### [What to work on]
Out of the lines below, please list those that hold the string "JSON".
■ ■ ■ ■ ■
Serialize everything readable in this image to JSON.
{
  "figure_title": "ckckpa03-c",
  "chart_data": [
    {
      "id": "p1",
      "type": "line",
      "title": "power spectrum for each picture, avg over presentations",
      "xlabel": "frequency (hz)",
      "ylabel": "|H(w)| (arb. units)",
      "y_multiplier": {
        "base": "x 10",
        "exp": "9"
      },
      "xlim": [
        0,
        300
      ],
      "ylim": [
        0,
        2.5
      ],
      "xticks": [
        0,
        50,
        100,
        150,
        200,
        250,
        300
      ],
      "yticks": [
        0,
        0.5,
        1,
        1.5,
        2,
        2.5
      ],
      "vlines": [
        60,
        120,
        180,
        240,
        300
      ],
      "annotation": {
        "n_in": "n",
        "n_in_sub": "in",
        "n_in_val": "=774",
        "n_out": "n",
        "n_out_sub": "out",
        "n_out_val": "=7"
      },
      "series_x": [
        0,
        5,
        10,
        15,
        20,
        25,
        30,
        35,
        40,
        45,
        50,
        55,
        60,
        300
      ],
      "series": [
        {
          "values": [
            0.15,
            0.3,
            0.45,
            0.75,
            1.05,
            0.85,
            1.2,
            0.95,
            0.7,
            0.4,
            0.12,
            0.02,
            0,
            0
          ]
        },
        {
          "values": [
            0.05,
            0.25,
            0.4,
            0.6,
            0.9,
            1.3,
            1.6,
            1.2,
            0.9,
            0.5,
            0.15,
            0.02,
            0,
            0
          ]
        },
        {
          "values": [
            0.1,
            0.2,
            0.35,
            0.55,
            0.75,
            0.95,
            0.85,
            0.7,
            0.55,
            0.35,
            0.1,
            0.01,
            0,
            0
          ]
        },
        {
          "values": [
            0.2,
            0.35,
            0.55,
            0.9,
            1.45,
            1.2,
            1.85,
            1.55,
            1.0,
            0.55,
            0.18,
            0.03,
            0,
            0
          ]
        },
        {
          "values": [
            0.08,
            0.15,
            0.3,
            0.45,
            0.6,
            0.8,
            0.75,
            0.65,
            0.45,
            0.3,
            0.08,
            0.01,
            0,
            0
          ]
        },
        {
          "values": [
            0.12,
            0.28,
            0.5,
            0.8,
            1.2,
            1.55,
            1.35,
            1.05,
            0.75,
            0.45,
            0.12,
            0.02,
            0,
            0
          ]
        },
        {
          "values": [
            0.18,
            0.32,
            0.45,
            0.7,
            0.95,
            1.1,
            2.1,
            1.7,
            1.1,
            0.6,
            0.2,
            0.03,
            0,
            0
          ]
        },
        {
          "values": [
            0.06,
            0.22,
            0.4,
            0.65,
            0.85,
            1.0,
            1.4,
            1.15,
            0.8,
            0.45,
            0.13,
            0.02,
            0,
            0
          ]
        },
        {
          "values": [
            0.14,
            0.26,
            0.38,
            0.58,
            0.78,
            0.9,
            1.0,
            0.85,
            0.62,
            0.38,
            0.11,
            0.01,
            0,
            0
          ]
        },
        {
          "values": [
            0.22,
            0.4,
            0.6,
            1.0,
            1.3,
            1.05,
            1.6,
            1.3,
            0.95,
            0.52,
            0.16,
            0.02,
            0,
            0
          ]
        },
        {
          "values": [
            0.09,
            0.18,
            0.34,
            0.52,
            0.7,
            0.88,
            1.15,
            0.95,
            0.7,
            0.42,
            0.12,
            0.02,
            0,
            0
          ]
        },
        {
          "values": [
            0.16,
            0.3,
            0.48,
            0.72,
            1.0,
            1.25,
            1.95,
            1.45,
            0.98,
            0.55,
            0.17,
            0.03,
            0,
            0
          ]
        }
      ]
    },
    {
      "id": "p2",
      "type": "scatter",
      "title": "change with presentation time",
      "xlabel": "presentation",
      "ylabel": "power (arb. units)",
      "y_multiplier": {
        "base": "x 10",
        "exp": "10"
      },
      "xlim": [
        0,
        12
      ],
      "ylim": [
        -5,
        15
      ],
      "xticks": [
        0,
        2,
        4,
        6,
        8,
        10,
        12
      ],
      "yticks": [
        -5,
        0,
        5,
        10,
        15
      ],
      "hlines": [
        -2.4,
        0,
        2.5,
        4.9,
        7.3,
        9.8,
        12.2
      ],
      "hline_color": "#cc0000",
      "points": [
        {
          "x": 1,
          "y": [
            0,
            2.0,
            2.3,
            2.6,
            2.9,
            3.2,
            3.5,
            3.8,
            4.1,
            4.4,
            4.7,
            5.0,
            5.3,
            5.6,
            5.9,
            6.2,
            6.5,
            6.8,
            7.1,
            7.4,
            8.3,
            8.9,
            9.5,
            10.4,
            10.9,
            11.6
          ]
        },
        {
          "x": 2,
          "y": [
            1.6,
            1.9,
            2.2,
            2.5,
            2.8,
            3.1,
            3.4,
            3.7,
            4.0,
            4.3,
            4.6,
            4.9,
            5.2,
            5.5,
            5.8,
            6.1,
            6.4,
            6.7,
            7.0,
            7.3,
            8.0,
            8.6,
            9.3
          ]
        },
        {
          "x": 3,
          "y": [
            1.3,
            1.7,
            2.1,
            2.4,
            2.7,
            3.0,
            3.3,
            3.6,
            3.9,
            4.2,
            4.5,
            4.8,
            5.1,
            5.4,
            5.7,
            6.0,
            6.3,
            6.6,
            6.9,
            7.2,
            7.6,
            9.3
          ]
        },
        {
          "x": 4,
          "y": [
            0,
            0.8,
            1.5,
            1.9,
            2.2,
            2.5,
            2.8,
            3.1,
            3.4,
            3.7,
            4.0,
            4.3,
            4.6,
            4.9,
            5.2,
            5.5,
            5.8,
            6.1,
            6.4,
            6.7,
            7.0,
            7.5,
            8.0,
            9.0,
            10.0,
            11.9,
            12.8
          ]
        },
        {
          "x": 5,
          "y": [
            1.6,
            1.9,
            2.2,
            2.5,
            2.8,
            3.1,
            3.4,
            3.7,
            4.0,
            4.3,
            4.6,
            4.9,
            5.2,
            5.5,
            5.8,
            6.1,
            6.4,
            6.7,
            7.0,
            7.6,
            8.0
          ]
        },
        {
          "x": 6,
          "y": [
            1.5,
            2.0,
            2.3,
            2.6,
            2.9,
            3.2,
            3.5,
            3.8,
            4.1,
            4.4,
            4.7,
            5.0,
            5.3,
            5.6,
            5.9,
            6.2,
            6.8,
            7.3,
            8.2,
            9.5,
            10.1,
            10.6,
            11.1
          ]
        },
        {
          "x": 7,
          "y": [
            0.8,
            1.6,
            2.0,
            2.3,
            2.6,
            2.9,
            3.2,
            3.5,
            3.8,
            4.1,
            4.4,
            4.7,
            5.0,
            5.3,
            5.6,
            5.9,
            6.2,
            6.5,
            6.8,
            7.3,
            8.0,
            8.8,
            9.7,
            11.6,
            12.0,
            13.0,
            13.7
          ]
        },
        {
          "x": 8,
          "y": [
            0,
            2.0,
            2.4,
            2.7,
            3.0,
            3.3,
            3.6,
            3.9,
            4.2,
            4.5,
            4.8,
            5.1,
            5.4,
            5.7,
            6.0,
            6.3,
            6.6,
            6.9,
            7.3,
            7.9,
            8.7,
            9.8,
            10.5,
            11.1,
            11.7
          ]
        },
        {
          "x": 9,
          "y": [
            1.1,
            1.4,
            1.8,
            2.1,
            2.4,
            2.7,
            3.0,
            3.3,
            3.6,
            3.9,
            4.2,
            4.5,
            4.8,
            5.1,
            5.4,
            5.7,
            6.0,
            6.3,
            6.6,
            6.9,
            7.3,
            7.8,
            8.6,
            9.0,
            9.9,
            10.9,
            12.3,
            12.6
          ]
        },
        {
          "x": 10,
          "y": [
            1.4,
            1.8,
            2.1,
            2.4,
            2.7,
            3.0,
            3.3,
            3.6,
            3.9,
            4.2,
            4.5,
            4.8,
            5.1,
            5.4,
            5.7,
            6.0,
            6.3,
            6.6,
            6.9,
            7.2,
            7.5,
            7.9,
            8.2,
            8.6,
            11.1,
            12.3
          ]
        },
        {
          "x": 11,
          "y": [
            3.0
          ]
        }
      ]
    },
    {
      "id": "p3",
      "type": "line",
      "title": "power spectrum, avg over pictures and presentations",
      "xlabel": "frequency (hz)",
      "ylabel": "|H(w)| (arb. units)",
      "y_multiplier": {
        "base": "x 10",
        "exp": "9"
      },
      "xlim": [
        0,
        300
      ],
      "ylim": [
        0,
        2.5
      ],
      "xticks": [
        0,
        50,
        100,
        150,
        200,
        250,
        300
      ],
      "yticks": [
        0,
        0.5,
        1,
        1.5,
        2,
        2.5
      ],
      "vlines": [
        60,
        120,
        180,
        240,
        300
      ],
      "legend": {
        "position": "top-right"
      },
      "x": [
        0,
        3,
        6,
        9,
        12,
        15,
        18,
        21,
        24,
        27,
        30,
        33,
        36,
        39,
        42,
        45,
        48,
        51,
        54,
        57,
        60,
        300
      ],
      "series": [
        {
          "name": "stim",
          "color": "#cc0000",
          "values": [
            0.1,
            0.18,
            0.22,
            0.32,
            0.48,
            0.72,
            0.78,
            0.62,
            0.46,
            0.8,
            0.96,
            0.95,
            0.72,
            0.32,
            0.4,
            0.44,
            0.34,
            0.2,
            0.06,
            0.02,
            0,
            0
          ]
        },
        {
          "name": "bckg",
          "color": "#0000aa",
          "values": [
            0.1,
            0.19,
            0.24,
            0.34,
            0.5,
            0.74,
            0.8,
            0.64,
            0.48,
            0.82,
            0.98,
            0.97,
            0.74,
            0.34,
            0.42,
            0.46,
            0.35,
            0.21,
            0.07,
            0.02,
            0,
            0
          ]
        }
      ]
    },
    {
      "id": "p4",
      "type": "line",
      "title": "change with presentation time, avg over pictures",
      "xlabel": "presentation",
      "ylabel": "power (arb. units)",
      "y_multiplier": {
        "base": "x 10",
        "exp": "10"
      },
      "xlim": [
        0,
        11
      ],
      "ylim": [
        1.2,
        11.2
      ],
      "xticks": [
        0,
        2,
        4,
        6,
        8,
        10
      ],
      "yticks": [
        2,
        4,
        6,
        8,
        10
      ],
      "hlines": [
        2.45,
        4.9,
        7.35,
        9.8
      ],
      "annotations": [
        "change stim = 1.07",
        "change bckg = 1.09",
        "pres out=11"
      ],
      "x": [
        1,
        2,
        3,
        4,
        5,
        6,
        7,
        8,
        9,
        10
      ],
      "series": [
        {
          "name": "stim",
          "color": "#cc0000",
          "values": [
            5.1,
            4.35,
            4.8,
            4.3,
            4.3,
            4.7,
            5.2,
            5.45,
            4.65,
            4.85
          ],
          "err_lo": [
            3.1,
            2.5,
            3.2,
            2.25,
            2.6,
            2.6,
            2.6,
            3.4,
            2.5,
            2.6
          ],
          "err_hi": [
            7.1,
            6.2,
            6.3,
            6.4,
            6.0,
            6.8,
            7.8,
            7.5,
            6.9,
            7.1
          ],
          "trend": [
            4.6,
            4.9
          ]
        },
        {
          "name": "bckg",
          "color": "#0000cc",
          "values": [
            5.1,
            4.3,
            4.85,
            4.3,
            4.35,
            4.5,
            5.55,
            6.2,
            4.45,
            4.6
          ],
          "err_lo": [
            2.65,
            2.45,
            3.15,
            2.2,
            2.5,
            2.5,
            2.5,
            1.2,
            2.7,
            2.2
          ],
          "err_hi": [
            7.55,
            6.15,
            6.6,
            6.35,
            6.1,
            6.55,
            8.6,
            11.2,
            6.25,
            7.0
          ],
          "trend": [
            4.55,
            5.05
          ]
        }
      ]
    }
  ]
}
■ ■ ■ ■ ■
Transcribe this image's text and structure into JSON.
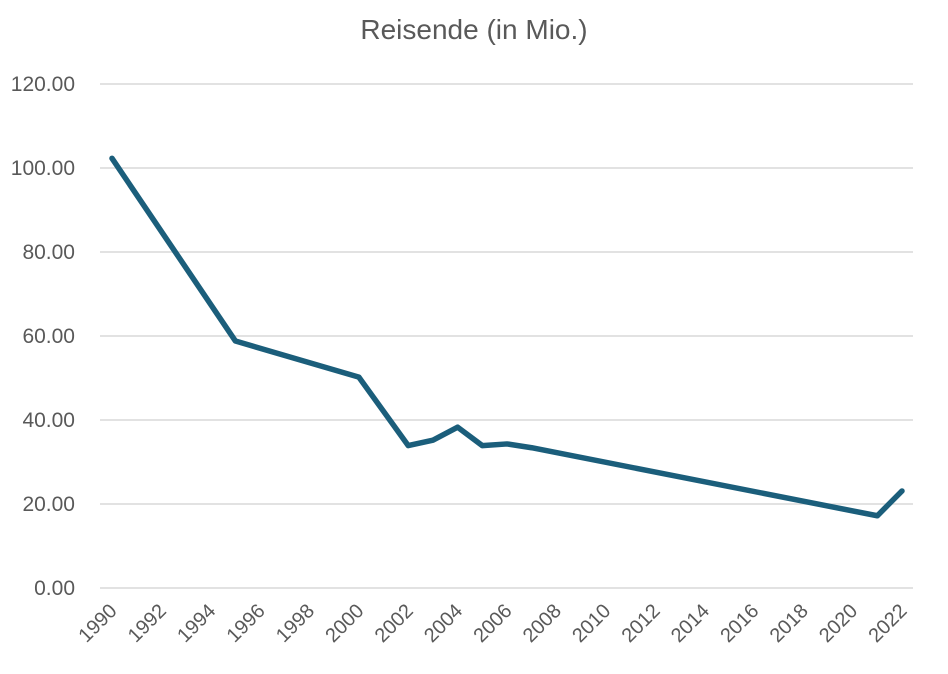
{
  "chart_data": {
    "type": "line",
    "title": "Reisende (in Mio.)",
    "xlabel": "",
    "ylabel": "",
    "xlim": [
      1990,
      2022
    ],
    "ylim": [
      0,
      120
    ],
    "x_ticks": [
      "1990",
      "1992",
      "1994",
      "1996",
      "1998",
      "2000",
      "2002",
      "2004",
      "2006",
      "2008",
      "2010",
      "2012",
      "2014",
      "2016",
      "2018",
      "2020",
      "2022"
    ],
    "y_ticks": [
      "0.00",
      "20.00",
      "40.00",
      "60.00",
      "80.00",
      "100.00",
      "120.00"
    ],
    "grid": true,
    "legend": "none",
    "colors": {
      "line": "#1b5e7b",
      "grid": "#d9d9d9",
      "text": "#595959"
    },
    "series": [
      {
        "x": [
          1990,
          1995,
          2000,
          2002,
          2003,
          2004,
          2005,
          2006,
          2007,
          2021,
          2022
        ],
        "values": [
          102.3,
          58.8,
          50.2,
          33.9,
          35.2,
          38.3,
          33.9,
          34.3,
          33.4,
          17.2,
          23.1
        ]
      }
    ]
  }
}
■ ■ ■ ■ ■
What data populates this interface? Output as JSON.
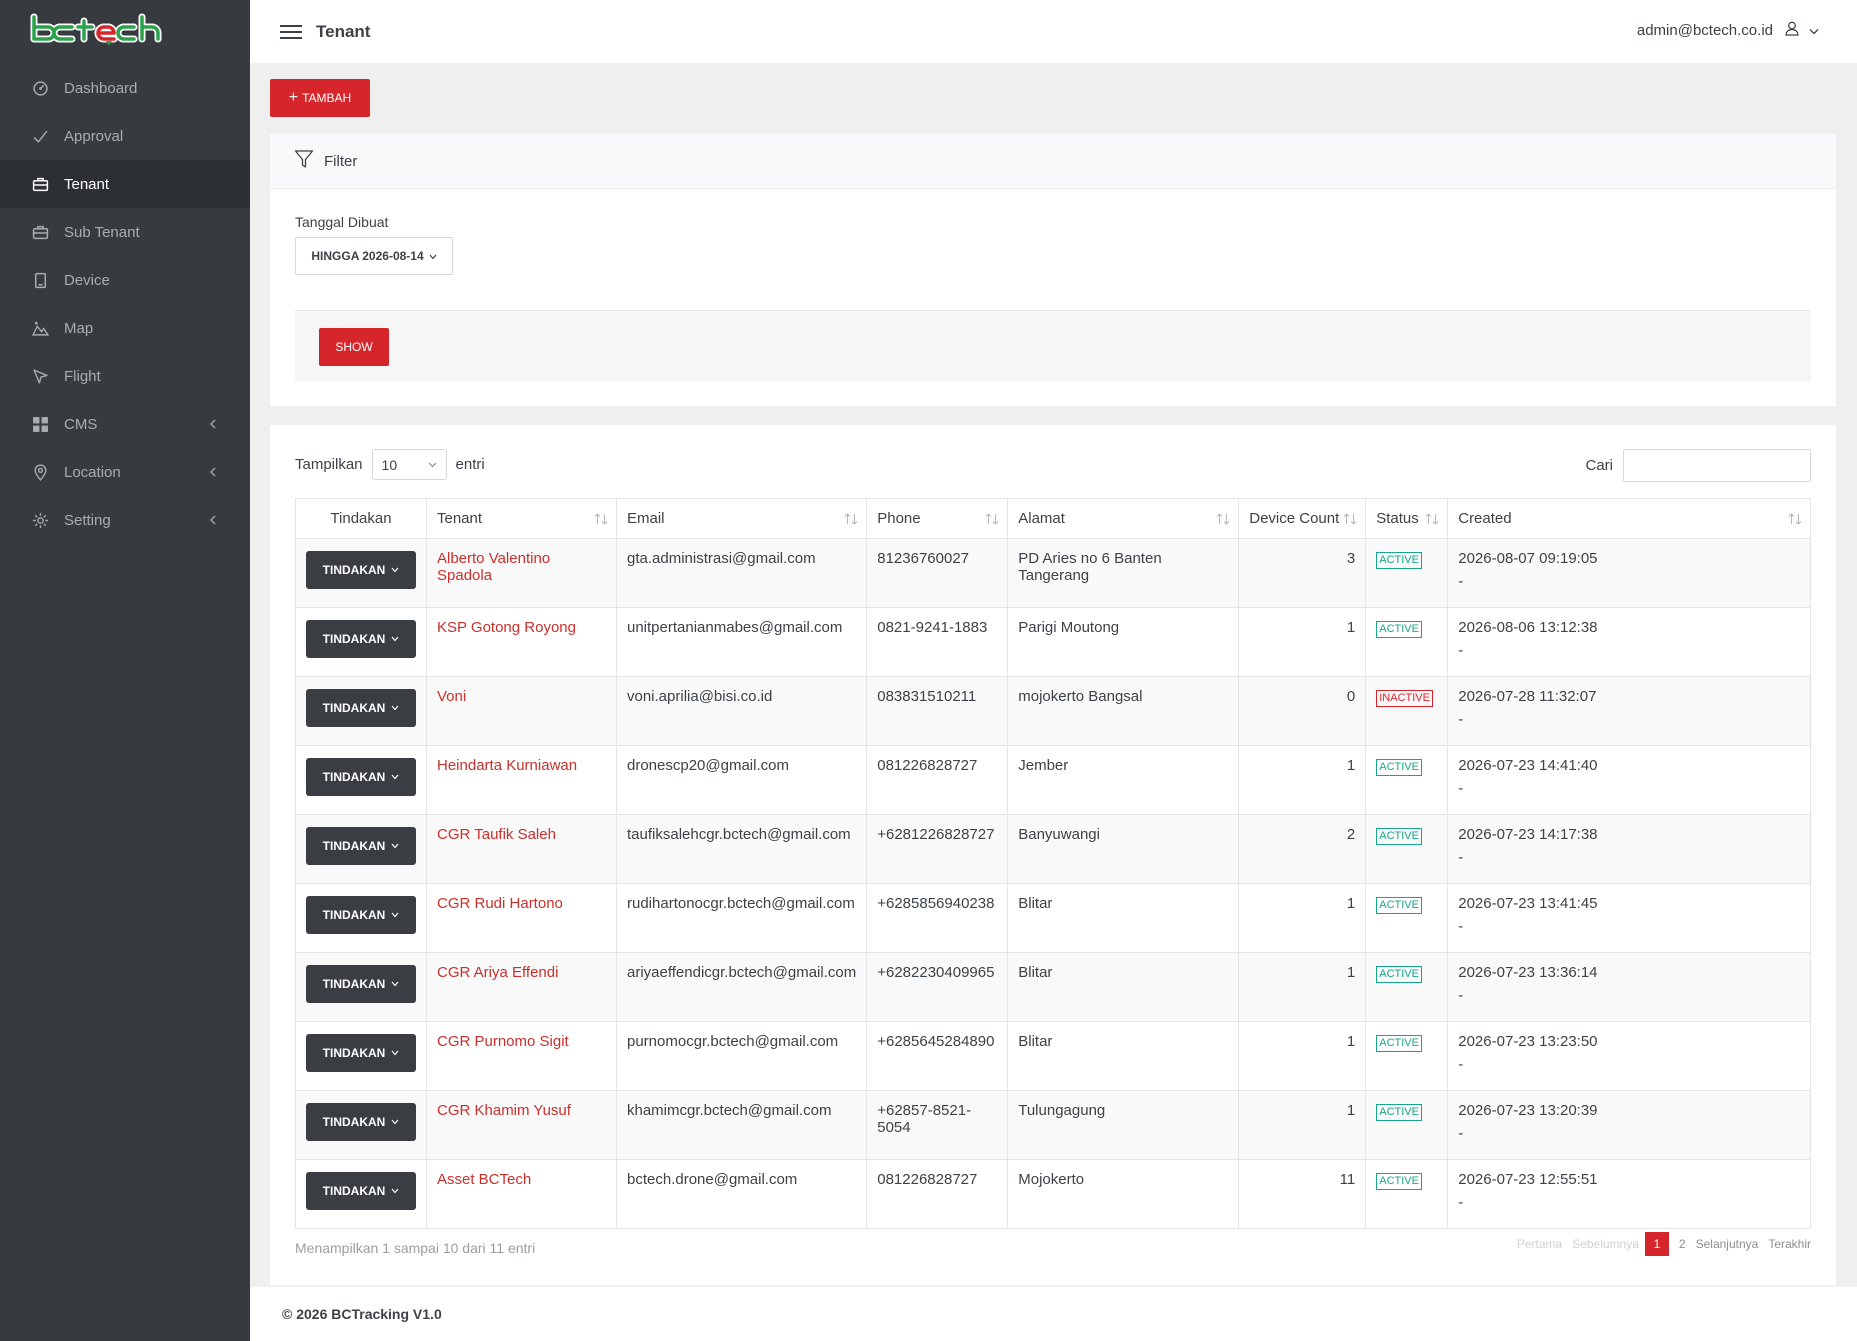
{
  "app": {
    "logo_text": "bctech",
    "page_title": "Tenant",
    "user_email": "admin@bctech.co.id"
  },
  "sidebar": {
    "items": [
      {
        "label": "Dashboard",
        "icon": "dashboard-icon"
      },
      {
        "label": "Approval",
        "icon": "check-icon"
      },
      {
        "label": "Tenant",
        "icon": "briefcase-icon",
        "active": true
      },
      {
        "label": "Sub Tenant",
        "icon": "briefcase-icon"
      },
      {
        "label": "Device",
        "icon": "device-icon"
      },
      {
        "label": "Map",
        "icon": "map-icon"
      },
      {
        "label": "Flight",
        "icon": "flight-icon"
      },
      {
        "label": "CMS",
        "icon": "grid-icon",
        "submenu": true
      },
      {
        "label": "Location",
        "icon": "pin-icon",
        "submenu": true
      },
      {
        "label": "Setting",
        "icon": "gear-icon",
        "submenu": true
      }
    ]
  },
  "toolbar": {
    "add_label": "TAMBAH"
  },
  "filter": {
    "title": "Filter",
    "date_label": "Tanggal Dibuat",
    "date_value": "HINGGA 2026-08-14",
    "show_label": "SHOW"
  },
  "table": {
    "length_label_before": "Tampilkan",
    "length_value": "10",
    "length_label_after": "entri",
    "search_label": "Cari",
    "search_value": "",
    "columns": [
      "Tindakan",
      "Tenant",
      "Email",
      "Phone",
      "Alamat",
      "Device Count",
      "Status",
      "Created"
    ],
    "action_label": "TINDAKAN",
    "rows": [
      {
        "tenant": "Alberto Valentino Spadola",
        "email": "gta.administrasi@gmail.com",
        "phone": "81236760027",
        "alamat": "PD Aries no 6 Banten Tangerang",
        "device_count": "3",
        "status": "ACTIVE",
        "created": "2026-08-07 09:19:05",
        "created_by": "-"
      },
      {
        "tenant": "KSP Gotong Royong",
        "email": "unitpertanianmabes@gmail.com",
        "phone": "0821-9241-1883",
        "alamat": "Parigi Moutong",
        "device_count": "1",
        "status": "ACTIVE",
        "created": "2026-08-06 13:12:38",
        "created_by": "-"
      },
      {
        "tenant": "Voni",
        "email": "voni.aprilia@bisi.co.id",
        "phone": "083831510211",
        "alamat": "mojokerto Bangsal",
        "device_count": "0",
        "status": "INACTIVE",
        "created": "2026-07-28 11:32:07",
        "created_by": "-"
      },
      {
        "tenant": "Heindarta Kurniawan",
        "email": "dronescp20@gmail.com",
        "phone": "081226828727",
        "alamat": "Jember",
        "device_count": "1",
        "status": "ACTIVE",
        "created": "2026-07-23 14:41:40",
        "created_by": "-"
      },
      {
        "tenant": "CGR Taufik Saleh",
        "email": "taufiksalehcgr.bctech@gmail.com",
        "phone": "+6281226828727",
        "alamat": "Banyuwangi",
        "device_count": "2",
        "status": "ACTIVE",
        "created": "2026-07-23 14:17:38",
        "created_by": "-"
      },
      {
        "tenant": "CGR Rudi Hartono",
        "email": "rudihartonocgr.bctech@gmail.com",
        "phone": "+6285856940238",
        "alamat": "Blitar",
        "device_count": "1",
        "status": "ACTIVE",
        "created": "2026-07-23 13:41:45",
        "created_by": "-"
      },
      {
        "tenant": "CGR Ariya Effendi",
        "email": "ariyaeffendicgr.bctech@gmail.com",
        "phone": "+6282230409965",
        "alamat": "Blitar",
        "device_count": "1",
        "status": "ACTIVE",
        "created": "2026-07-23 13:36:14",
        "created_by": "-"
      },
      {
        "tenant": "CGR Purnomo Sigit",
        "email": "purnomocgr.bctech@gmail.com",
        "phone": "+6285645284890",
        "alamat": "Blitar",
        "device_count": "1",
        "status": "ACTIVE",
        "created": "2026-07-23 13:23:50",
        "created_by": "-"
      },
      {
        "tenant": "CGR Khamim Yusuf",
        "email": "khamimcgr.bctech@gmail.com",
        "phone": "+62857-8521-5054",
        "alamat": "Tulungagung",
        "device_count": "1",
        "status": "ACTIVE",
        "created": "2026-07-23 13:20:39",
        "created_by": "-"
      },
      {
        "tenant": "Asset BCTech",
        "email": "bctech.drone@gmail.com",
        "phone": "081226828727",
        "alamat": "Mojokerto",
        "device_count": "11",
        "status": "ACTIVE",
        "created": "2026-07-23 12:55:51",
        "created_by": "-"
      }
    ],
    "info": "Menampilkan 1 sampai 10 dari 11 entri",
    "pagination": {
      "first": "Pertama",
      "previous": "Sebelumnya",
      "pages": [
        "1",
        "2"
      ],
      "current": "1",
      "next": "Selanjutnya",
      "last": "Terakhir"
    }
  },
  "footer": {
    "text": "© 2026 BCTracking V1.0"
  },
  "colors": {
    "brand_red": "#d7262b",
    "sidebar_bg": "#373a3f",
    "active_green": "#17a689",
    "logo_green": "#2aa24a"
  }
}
■ ■ ■ ■ ■
### [Response to this exercise]
Serialize everything readable in this image to JSON.
Transcribe this image's text and structure into JSON.
What data populates this interface? Output as JSON.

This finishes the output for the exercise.